> [Stated problem]
Convert every line of the entries below into a JSON list of strings, one string per line, skipping blank lines. Leave the pictures out of the list.

> [Extracted records]
>>>
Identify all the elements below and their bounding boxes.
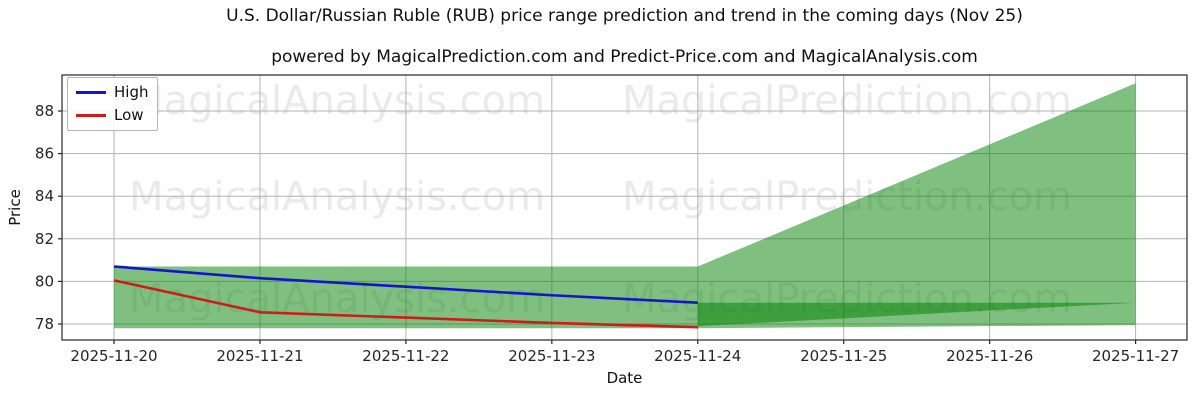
y-tick-label: 84 [35,187,54,205]
y-tick-label: 86 [35,145,54,163]
chart-title: U.S. Dollar/Russian Ruble (RUB) price ra… [226,6,1023,26]
x-axis-label: Date [607,369,643,387]
legend-label-low: Low [114,106,144,124]
x-tick-label: 2025-11-25 [800,347,887,365]
high-line [113,265,698,304]
chart-subtitle: powered by MagicalPrediction.com and Pre… [271,47,978,67]
y-tick-label: 78 [35,315,54,333]
high-line-swatch [76,91,106,94]
y-tick-label: 82 [35,230,54,248]
x-tick-label: 2025-11-23 [508,347,595,365]
forecast-low-wedge [697,302,1136,327]
x-tick-label: 2025-11-20 [70,347,157,365]
x-tick-label: 2025-11-22 [362,347,449,365]
legend-item-low: Low [76,107,148,124]
y-tick-label: 80 [35,272,54,290]
legend: High Low [67,77,159,131]
x-tick-label: 2025-11-27 [1092,347,1179,365]
y-tick-label: 88 [35,102,54,120]
x-tick-label: 2025-11-26 [946,347,1033,365]
low-line [113,279,698,329]
watermark-text: MagicalAnalysis.com [128,78,546,124]
y-axis-label: Price [6,189,24,226]
low-line-swatch [76,114,106,117]
x-tick-label: 2025-11-24 [654,347,741,365]
forecast-cone [697,83,1136,329]
watermark-text: MagicalAnalysis.com [128,174,546,220]
legend-label-high: High [114,83,149,101]
x-tick-label: 2025-11-21 [216,347,303,365]
axes-frame [61,74,1188,341]
watermark-text: MagicalPrediction.com [622,78,1072,124]
legend-item-high: High [76,84,148,101]
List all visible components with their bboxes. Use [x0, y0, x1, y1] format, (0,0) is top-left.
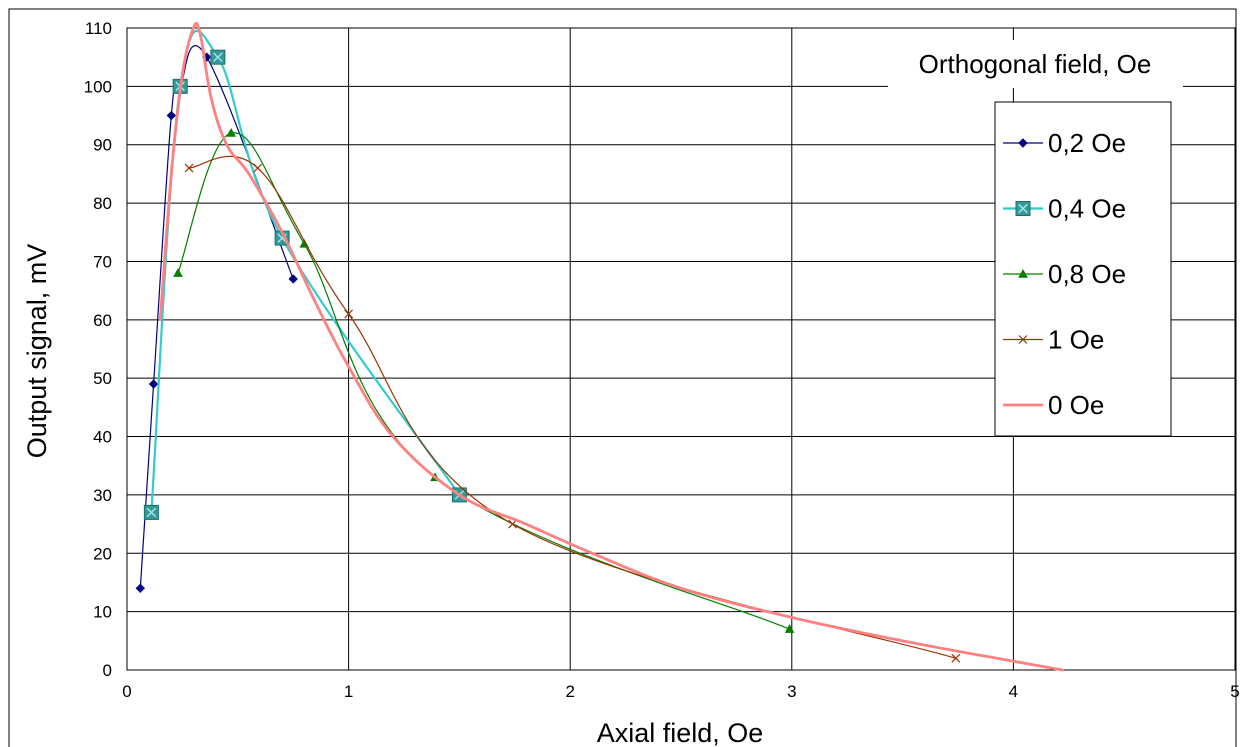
y-tick-label: 50	[93, 369, 112, 388]
x-marker	[344, 309, 354, 319]
legend-item: 1 Oe	[1003, 325, 1104, 355]
series-group	[135, 21, 1064, 672]
legend-label: 0,4 Oe	[1048, 194, 1126, 224]
x-tick-label: 2	[565, 682, 574, 701]
x-tick-label: 4	[1009, 682, 1018, 701]
y-axis-title: Output signal, mV	[22, 244, 52, 459]
y-tick-label: 30	[93, 486, 112, 505]
y-tick-label: 100	[84, 77, 112, 96]
y-tick-label: 10	[93, 603, 112, 622]
square-marker	[1015, 201, 1031, 216]
x-marker	[253, 163, 263, 173]
diamond-marker	[1018, 138, 1028, 148]
y-tick-label: 80	[93, 194, 112, 213]
triangle-marker	[226, 128, 237, 137]
triangle-marker	[784, 624, 795, 633]
tick-labels: 0 10 20 30 40 50 60 70 80 90 100 110 0 1 2 3 4 5	[84, 19, 1240, 701]
x-tick-label: 3	[787, 682, 796, 701]
diamond-marker	[166, 110, 177, 121]
legend-label: 0,8 Oe	[1048, 259, 1126, 289]
triangle-marker	[173, 268, 183, 277]
y-tick-label: 110	[85, 19, 112, 38]
square-marker-cross	[213, 52, 223, 62]
series-line	[177, 132, 791, 630]
x-tick-label: 1	[344, 682, 353, 701]
y-tick-label: 70	[93, 252, 112, 271]
diamond-marker	[288, 274, 298, 284]
legend-item: 0,4 Oe	[1003, 194, 1126, 224]
square-marker	[143, 504, 159, 520]
legend-title: Orthogonal field, Oe	[919, 49, 1152, 79]
square-marker-cross	[146, 507, 157, 518]
series-line	[158, 21, 1064, 672]
x-marker	[184, 163, 194, 173]
legend-item: 0,8 Oe	[1003, 259, 1126, 289]
legend-item: 0 Oe	[1003, 390, 1104, 420]
legend-label: 1 Oe	[1048, 325, 1104, 355]
y-tick-label: 60	[93, 311, 112, 330]
y-tick-label: 20	[93, 544, 112, 563]
square-marker-cross	[1018, 203, 1028, 214]
square-marker	[210, 49, 226, 65]
legend-items: 0,2 Oe 0,4 Oe 0,8 Oe 1 Oe 0 Oe	[1003, 128, 1126, 420]
y-tick-label: 0	[103, 661, 112, 680]
legend-title-box	[888, 40, 1183, 88]
x-axis-title: Axial field, Oe	[597, 718, 764, 747]
legend-label: 0 Oe	[1048, 390, 1104, 420]
x-marker	[1018, 335, 1028, 344]
x-tick-label: 0	[122, 682, 131, 701]
y-tick-label: 40	[93, 428, 112, 447]
y-tick-label: 90	[93, 136, 112, 155]
x-tick-label: 5	[1230, 682, 1239, 701]
x-marker	[951, 653, 961, 663]
x-marker	[508, 519, 518, 529]
legend-item: 0,2 Oe	[1003, 128, 1126, 158]
triangle-marker	[1018, 268, 1028, 278]
legend-box	[994, 101, 1172, 437]
legend-label: 0,2 Oe	[1048, 128, 1126, 158]
diamond-marker	[135, 583, 146, 593]
diamond-marker	[148, 379, 159, 389]
series-4	[158, 21, 1064, 672]
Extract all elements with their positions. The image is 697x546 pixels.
<<<
> [Response below]
[
  "Identify all the elements below and their bounding boxes.",
  "y-tick-label: 84 [35,187,54,205]",
  "y-tick-label: 86 [35,145,54,163]",
  "chart-title: U.S. Dollar/Russian Ruble (RUB) price ra… [226,6,1023,26]",
  "x-axis-label: Date [607,369,643,387]",
  "legend-label-low: Low [114,106,144,124]",
  "x-tick-label: 2025-11-25 [800,347,887,365]",
  "high-line [113,265,698,304]",
  "chart-subtitle: powered by MagicalPrediction.com and Pre… [271,47,978,67]",
  "y-tick-label: 78 [35,315,54,333]",
  "high-line-swatch [76,91,106,94]",
  "y-tick-label: 82 [35,230,54,248]",
  "x-tick-label: 2025-11-23 [508,347,595,365]",
  "forecast-low-wedge [697,302,1136,327]",
  "x-tick-label: 2025-11-20 [70,347,157,365]",
  "x-tick-label: 2025-11-22 [362,347,449,365]",
  "legend-item-low: Low [76,107,148,124]",
  "y-tick-label: 80 [35,272,54,290]",
  "legend: High Low [67,77,159,131]",
  "x-tick-label: 2025-11-27 [1092,347,1179,365]",
  "y-tick-label: 88 [35,102,54,120]",
  "x-tick-label: 2025-11-26 [946,347,1033,365]",
  "low-line [113,279,698,329]",
  "watermark-text: MagicalAnalysis.com [128,78,546,124]",
  "y-axis-label: Price [6,189,24,226]",
  "low-line-swatch [76,114,106,117]",
  "x-tick-label: 2025-11-24 [654,347,741,365]",
  "forecast-cone [697,83,1136,329]",
  "watermark-text: MagicalAnalysis.com [128,174,546,220]",
  "legend-label-high: High [114,83,149,101]",
  "x-tick-label: 2025-11-21 [216,347,303,365]",
  "axes-frame [61,74,1188,341]",
  "watermark-text: MagicalPrediction.com [622,78,1072,124]",
  "legend-item-high: High [76,84,148,101]",
  "List all visible components with their bboxes. Use [x0, y0, x1, y1] format, (0,0) is top-left.",
  "y-tick-label: 50\t[93, 369, 112, 388]",
  "x-marker\t[344, 309, 354, 319]",
  "legend-item: 1 Oe\t[1003, 325, 1104, 355]",
  "series-group\t[135, 21, 1064, 672]",
  "legend-label: 0,4 Oe\t[1048, 194, 1126, 224]",
  "x-tick-label: 2\t[565, 682, 574, 701]",
  "x-tick-label: 4\t[1009, 682, 1018, 701]",
  "y-axis-title: Output signal, mV\t[22, 244, 52, 459]",
  "y-tick-label: 30\t[93, 486, 112, 505]",
  "y-tick-label: 100\t[84, 77, 112, 96]",
  "y-tick-label: 10\t[93, 603, 112, 622]",
  "square-marker\t[1015, 201, 1031, 216]",
  "x-marker\t[253, 163, 263, 173]",
  "diamond-marker\t[1018, 138, 1028, 148]",
  "y-tick-label: 80\t[93, 194, 112, 213]",
  "triangle-marker\t[226, 128, 237, 137]",
  "triangle-marker\t[784, 624, 795, 633]",
  "tick-labels: 0 10 20 30 40 50 60 70 80 90 100 110 0 1 2 3 4 5\t[84, 19, 1240, 701]",
  "x-tick-label: 3\t[787, 682, 796, 701]",
  "diamond-marker\t[166, 110, 177, 121]",
  "legend-label: 0,8 Oe\t[1048, 259, 1126, 289]",
  "triangle-marker\t[173, 268, 183, 277]",
  "y-tick-label: 110\t[85, 19, 112, 38]",
  "square-marker-cross\t[213, 52, 223, 62]",
  "series-line\t[177, 132, 791, 630]",
  "x-tick-label: 1\t[344, 682, 353, 701]",
  "y-tick-label: 70\t[93, 252, 112, 271]",
  "diamond-marker\t[288, 274, 298, 284]",
  "legend-item: 0,4 Oe\t[1003, 194, 1126, 224]",
  "square-marker\t[143, 504, 159, 520]",
  "legend-title: Orthogonal field, Oe\t[919, 49, 1152, 79]",
  "square-marker-cross\t[146, 507, 157, 518]",
  "series-line\t[158, 21, 1064, 672]",
  "x-marker\t[184, 163, 194, 173]",
  "legend-item: 0,8 Oe\t[1003, 259, 1126, 289]",
  "legend-item: 0 Oe\t[1003, 390, 1104, 420]",
  "legend-label: 1 Oe\t[1048, 325, 1104, 355]",
  "y-tick-label: 60\t[93, 311, 112, 330]",
  "y-tick-label: 20\t[93, 544, 112, 563]",
  "square-marker-cross\t[1018, 203, 1028, 214]",
  "square-marker\t[210, 49, 226, 65]",
  "legend-items: 0,2 Oe 0,4 Oe 0,8 Oe 1 Oe 0 Oe\t[1003, 128, 1126, 420]",
  "y-tick-label: 0\t[103, 661, 112, 680]",
  "legend-title-box\t[888, 40, 1183, 88]",
  "x-axis-title: Axial field, Oe\t[597, 718, 764, 747]",
  "legend-label: 0 Oe\t[1048, 390, 1104, 420]",
  "x-marker\t[1018, 335, 1028, 344]",
  "x-tick-label: 0\t[122, 682, 131, 701]",
  "y-tick-label: 40\t[93, 428, 112, 447]",
  "y-tick-label: 90\t[93, 136, 112, 155]",
  "x-tick-label: 5\t[1230, 682, 1239, 701]",
  "x-marker\t[951, 653, 961, 663]",
  "x-marker\t[508, 519, 518, 529]",
  "legend-item: 0,2 Oe\t[1003, 128, 1126, 158]",
  "triangle-marker\t[1018, 268, 1028, 278]",
  "legend-box\t[994, 101, 1172, 437]",
  "legend-label: 0,2 Oe\t[1048, 128, 1126, 158]",
  "diamond-marker\t[135, 583, 146, 593]",
  "diamond-marker\t[148, 379, 159, 389]",
  "series-4\t[158, 21, 1064, 672]",
  "Extract all elements with their positions. The image is 697x546 pixels."
]